- _EXERCISE DESCRIPTION_
Report every line below that holds the word "text".

(Data entries)
--- Begin ---

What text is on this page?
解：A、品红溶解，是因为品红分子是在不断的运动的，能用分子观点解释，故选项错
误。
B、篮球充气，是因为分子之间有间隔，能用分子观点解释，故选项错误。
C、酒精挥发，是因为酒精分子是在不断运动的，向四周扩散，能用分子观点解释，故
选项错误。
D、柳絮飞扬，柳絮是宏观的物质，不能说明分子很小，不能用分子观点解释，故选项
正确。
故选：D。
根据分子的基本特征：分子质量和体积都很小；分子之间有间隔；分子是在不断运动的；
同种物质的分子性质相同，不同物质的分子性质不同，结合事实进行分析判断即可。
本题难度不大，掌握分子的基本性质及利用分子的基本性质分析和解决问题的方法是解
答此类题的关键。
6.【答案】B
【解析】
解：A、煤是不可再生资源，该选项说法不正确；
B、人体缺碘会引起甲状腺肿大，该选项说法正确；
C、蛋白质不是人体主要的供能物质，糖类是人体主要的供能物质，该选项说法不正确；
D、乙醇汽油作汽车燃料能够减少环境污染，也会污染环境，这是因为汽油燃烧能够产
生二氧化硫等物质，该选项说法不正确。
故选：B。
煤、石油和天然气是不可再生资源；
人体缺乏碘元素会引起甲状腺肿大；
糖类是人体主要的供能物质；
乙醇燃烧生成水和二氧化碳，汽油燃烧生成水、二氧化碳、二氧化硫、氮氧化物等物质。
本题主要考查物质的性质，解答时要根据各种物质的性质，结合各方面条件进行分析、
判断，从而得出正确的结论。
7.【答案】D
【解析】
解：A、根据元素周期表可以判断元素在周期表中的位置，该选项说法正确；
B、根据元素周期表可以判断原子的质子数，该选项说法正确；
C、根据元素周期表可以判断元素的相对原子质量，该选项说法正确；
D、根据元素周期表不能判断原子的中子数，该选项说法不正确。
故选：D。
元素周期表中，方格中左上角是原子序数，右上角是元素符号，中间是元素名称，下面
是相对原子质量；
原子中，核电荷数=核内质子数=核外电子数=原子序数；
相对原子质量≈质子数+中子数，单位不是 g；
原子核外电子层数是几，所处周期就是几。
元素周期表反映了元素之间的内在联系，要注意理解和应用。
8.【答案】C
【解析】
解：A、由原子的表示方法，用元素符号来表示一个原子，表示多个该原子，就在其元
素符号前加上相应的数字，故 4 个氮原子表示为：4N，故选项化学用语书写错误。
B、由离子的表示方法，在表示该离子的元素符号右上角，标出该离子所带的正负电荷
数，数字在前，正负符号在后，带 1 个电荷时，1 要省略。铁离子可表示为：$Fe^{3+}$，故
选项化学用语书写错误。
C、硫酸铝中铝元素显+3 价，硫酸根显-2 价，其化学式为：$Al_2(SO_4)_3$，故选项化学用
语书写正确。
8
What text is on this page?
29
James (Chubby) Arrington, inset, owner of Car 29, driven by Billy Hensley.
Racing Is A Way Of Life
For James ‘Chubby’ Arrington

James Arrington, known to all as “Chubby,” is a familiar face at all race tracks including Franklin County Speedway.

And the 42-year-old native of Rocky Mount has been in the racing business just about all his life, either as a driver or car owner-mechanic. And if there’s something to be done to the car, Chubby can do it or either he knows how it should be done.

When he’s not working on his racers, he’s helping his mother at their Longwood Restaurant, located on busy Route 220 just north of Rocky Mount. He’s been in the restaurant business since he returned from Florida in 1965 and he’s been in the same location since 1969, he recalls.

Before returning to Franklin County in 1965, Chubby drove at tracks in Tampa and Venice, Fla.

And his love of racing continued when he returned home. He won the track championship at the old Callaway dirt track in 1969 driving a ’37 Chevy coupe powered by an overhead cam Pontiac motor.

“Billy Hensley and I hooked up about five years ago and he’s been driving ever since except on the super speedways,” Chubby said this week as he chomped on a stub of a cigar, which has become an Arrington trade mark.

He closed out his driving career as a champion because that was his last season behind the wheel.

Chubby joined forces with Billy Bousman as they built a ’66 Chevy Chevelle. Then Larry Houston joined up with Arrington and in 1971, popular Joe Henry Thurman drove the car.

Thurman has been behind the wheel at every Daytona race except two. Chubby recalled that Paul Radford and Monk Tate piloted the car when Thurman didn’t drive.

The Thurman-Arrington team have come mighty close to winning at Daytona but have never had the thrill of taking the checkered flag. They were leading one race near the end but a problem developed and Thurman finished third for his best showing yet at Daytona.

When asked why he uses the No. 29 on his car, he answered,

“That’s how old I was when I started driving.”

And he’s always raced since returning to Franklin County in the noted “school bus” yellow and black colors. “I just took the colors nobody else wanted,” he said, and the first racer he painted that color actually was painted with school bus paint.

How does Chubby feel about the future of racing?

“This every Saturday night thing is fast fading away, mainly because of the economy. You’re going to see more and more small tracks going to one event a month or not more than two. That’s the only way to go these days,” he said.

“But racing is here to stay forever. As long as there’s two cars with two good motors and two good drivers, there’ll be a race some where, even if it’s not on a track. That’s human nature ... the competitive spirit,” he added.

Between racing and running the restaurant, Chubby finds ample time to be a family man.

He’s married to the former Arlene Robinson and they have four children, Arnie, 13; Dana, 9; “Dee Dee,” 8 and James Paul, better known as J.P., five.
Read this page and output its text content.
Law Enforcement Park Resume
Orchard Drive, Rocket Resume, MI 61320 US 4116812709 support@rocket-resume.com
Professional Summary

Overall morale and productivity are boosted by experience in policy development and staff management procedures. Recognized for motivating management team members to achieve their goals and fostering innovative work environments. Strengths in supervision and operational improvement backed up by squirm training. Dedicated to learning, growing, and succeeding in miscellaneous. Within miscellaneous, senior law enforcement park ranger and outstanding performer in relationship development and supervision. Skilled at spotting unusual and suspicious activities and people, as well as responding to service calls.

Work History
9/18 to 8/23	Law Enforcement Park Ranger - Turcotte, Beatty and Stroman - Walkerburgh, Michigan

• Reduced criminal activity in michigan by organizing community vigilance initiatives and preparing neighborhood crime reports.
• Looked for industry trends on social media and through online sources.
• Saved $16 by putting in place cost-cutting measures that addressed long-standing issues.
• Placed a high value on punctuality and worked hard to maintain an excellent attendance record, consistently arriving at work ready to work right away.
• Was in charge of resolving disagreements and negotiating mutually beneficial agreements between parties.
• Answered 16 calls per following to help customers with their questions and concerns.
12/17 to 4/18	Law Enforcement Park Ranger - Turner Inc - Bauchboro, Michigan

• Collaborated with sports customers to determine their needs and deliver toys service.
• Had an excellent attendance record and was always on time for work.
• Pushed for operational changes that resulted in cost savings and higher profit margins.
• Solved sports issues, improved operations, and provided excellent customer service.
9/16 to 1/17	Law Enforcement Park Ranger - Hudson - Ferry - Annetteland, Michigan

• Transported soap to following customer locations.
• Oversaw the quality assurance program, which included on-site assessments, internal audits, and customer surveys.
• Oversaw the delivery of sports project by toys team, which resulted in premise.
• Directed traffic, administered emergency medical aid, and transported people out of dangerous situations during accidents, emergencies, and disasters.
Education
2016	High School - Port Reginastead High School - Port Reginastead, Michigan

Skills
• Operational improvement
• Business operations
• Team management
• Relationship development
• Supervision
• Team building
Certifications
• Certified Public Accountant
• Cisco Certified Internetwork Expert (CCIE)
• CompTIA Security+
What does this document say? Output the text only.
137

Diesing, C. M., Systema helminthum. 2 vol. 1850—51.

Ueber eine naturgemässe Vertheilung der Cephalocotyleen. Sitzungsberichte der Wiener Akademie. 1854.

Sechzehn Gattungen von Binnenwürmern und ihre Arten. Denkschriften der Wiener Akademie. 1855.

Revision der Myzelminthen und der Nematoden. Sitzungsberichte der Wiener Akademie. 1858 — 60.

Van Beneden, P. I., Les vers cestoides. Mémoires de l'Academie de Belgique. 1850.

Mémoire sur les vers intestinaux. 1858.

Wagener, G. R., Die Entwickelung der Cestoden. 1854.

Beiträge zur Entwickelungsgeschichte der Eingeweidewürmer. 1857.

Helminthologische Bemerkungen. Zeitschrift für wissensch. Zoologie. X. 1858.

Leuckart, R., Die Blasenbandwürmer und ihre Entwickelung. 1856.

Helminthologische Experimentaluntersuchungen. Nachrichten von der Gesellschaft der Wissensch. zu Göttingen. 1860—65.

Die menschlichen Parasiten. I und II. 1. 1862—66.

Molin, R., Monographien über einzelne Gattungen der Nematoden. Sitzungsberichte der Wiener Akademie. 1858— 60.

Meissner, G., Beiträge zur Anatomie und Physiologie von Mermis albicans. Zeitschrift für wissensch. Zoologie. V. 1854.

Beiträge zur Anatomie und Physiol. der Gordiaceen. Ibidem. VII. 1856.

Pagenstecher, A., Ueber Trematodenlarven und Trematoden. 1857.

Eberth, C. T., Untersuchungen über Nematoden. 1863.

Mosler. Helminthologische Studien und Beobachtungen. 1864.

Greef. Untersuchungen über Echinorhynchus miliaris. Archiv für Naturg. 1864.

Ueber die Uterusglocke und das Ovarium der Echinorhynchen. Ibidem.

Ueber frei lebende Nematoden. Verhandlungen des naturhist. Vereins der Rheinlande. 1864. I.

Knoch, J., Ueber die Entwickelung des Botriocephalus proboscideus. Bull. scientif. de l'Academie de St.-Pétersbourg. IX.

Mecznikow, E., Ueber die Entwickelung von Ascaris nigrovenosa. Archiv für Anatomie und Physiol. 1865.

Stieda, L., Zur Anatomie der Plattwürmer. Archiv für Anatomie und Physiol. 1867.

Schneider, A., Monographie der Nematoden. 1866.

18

--- End ---

- _TASK RESPONSE_
What text is on this page?
What text is on this page?
Read this page and output its text content.
What does this document say? Output the text only.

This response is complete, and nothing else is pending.